%%
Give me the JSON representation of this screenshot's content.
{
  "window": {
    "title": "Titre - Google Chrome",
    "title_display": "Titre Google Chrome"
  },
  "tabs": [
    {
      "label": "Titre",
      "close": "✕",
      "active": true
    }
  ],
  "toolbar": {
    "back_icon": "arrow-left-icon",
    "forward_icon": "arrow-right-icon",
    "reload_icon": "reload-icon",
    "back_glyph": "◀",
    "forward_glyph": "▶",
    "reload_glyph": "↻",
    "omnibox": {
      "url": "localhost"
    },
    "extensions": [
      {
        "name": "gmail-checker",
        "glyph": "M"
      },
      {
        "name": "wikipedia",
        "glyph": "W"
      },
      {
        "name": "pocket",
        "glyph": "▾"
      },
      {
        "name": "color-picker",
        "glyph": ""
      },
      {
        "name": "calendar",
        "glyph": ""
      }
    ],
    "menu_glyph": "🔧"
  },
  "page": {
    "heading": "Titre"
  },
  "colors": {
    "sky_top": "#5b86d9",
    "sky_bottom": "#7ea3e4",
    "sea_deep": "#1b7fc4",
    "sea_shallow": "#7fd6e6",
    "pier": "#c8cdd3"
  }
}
%%
> _Stated goal_: Working from the material above, retype it in its entirety without change.

> _Solution to this task_:
Give me the JSON representation of this screenshot's content.
{
  "window": {
    "title": "Titre - Google Chrome",
    "title_display": "Titre Google Chrome"
  },
  "tabs": [
    {
      "label": "Titre",
      "close": "✕",
      "active": true
    }
  ],
  "toolbar": {
    "back_icon": "arrow-left-icon",
    "forward_icon": "arrow-right-icon",
    "reload_icon": "reload-icon",
    "back_glyph": "◀",
    "forward_glyph": "▶",
    "reload_glyph": "↻",
    "omnibox": {
      "url": "localhost"
    },
    "extensions": [
      {
        "name": "gmail-checker",
        "glyph": "M"
      },
      {
        "name": "wikipedia",
        "glyph": "W"
      },
      {
        "name": "pocket",
        "glyph": "▾"
      },
      {
        "name": "color-picker",
        "glyph": ""
      },
      {
        "name": "calendar",
        "glyph": ""
      }
    ],
    "menu_glyph": "🔧"
  },
  "page": {
    "heading": "Titre"
  },
  "colors": {
    "sky_top": "#5b86d9",
    "sky_bottom": "#7ea3e4",
    "sea_deep": "#1b7fc4",
    "sea_shallow": "#7fd6e6",
    "pier": "#c8cdd3"
  }
}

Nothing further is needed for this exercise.